Show only lines that include "this".

(Dataset entries)
____

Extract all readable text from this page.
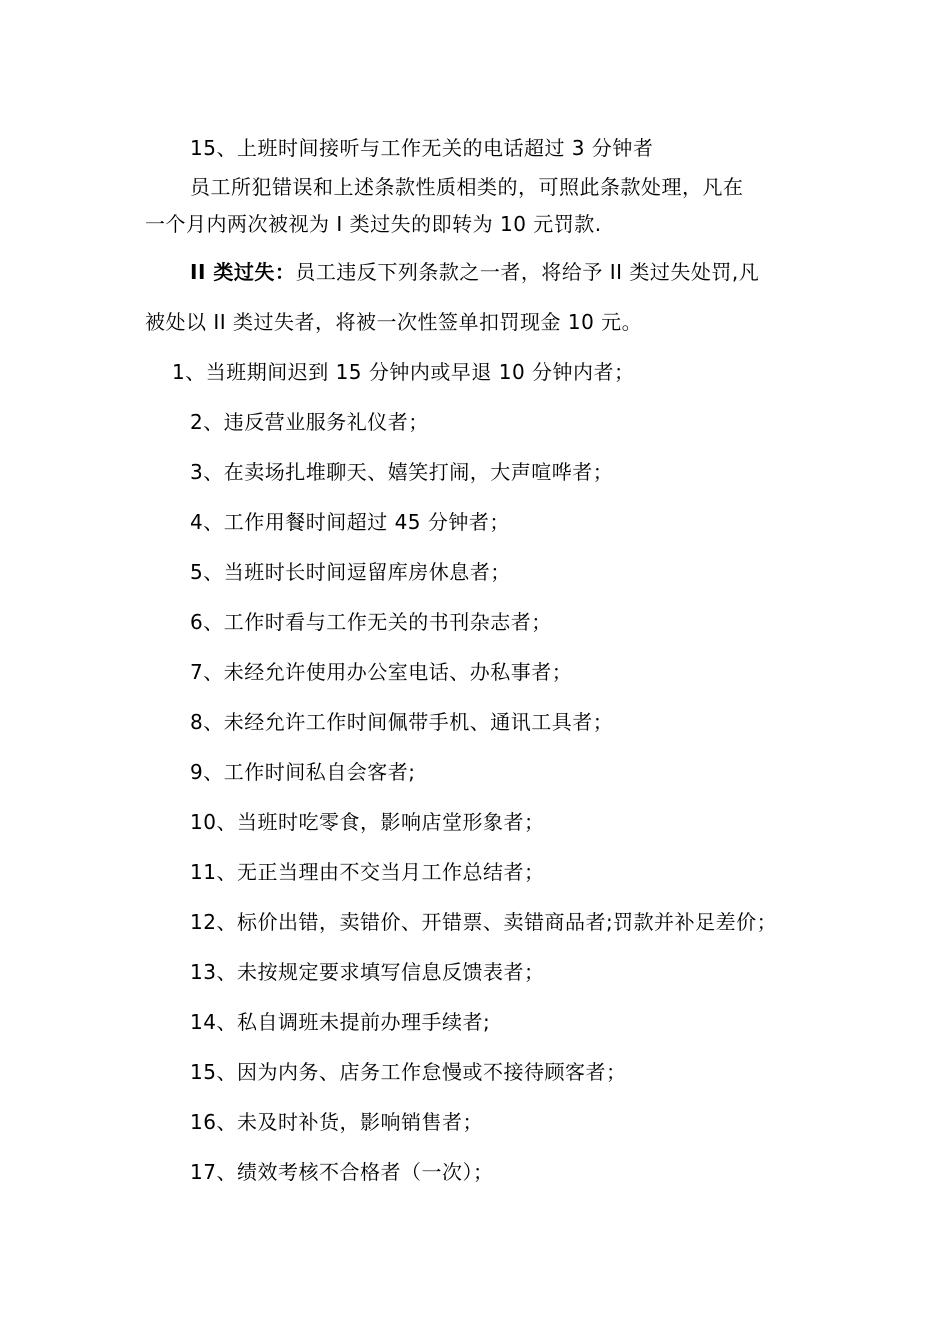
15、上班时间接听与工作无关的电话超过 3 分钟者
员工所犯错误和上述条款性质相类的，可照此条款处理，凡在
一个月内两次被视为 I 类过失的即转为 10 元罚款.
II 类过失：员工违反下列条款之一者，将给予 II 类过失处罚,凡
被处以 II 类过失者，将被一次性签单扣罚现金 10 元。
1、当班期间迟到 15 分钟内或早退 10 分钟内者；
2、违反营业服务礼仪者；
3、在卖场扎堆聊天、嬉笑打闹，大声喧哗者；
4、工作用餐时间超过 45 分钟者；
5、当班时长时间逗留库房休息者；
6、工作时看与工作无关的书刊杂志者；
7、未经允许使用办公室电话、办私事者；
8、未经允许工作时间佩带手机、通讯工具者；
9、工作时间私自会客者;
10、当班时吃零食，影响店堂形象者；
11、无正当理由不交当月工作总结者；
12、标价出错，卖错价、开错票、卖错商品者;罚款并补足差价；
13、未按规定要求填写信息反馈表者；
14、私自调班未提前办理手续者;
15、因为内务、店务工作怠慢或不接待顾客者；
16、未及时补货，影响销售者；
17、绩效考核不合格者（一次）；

____

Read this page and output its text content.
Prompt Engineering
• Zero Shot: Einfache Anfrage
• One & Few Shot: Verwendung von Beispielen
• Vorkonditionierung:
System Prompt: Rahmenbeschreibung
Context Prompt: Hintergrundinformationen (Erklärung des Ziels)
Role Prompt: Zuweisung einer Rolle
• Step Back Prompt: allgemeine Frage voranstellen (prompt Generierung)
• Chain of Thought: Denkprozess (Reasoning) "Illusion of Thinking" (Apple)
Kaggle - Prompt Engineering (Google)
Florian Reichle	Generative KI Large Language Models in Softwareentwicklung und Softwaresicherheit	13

____

§ **FULL ANSWER**
Extract all readable text from this page.
Read this page and output its text content.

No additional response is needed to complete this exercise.